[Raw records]
★ ★ ★ ★

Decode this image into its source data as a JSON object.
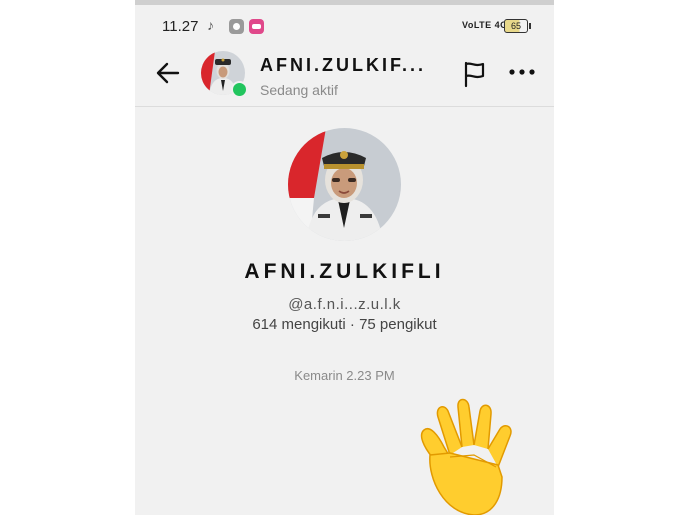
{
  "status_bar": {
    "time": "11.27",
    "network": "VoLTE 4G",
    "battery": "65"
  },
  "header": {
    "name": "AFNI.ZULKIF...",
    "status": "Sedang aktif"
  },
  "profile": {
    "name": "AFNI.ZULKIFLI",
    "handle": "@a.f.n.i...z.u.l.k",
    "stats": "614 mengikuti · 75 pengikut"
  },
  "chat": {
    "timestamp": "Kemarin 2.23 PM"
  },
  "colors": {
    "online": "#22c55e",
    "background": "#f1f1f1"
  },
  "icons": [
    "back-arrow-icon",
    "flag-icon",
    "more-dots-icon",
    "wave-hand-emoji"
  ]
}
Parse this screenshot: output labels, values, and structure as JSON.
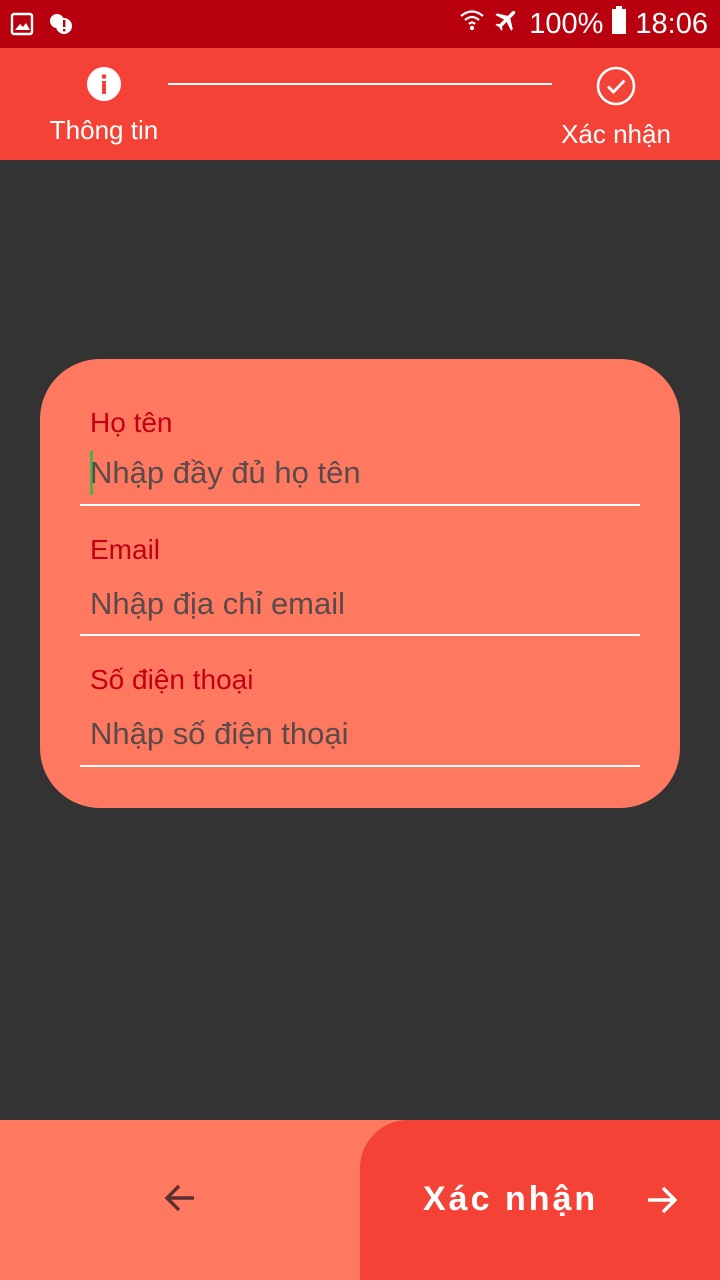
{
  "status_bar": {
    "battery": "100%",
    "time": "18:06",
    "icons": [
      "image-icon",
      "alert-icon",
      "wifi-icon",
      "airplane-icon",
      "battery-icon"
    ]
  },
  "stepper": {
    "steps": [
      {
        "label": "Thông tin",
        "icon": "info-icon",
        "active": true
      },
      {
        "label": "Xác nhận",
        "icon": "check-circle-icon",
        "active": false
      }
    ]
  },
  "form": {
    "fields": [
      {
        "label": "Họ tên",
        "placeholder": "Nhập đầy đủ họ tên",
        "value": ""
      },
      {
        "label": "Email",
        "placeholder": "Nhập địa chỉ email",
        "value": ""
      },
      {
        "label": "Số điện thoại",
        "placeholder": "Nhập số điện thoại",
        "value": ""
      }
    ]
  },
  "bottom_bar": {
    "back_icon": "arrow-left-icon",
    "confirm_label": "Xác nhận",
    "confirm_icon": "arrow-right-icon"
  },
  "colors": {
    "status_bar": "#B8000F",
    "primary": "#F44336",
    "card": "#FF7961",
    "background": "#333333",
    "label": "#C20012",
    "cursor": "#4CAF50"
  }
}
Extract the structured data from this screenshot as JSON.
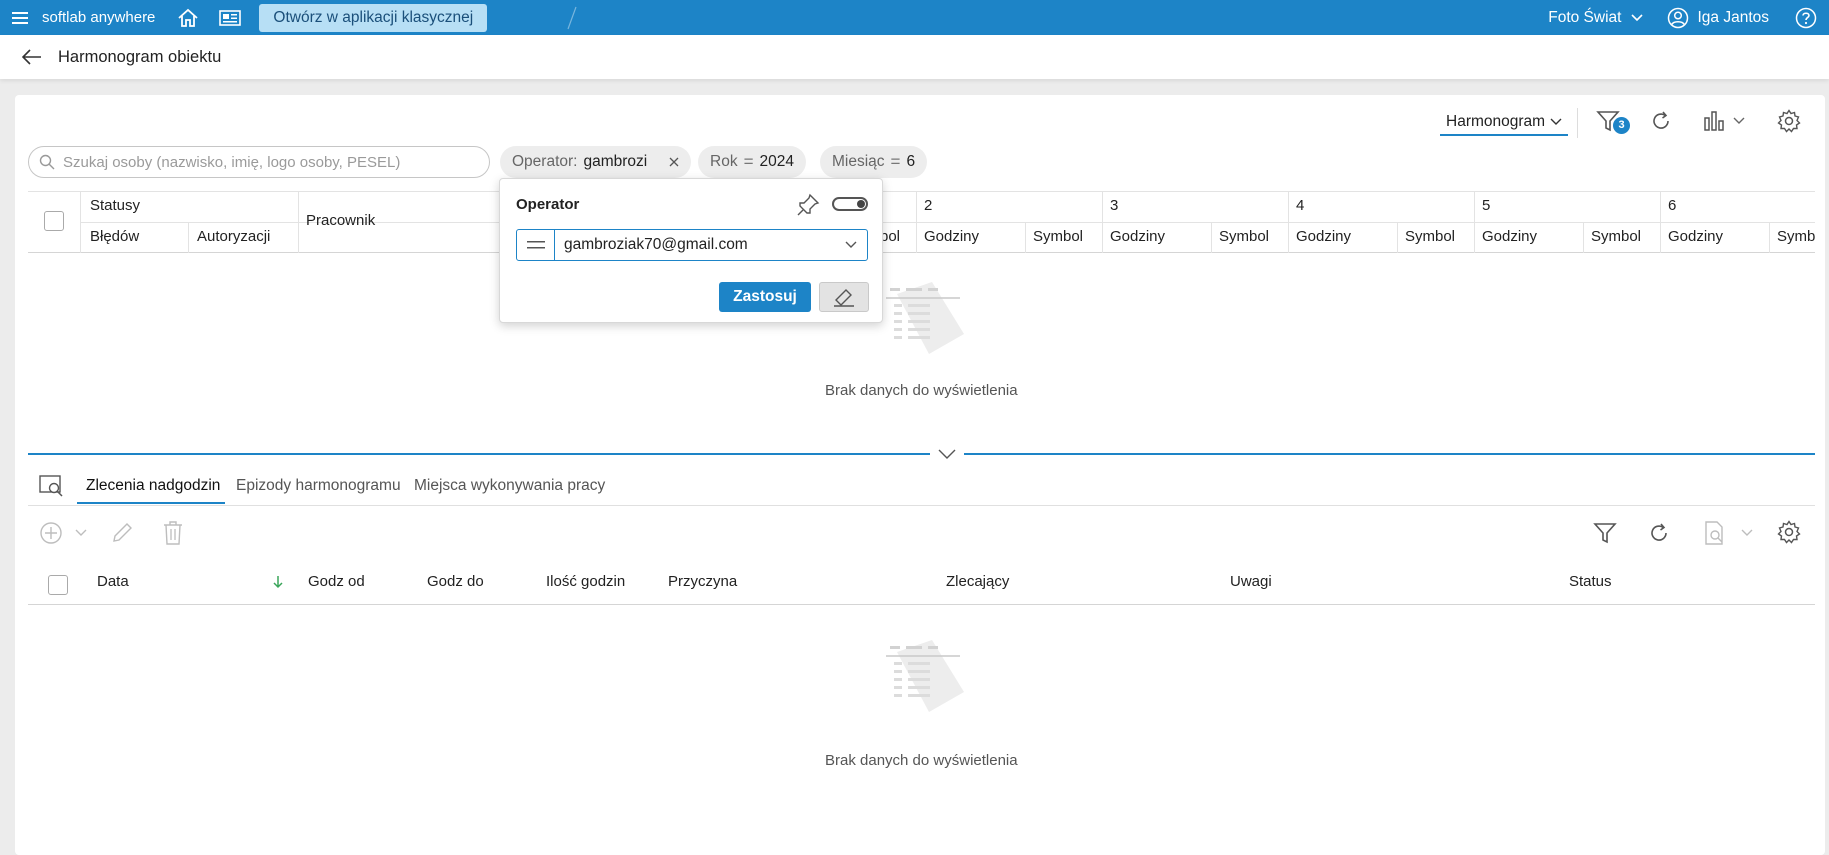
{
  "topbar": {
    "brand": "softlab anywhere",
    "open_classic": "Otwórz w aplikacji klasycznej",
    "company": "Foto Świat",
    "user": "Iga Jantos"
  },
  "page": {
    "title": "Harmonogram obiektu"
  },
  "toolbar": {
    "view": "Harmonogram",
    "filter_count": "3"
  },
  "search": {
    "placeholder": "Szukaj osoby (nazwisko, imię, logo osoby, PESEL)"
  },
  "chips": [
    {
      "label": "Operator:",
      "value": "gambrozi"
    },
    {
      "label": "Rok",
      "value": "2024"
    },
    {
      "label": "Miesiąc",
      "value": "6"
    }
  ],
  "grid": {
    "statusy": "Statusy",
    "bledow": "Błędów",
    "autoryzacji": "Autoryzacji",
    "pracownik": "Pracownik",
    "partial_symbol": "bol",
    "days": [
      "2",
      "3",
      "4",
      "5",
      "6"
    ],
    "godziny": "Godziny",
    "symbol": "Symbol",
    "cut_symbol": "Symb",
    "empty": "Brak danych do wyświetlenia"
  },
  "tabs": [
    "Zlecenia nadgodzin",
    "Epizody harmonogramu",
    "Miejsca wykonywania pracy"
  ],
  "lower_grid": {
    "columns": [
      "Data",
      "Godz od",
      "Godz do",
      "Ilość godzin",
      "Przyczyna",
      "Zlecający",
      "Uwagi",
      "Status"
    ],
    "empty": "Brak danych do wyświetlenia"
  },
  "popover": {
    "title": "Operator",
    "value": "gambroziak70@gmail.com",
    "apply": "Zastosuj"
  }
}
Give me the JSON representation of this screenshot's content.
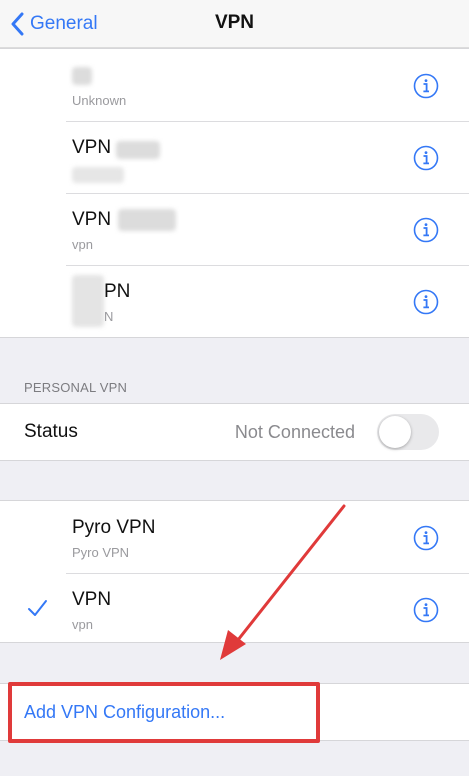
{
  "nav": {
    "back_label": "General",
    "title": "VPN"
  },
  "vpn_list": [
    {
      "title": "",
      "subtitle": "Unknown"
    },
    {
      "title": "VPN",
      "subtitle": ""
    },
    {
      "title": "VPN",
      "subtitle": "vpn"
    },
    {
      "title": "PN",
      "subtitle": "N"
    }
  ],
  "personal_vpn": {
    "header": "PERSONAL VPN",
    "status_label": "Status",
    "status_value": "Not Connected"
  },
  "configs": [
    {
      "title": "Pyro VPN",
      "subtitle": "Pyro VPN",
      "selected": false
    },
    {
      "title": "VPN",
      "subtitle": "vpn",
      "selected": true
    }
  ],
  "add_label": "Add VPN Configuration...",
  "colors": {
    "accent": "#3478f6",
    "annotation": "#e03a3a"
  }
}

★ ★ ★ ★

Given task> From the data above, work out how many lines hold "Nhập". Answer with the number alone.

Response for this exercise> 3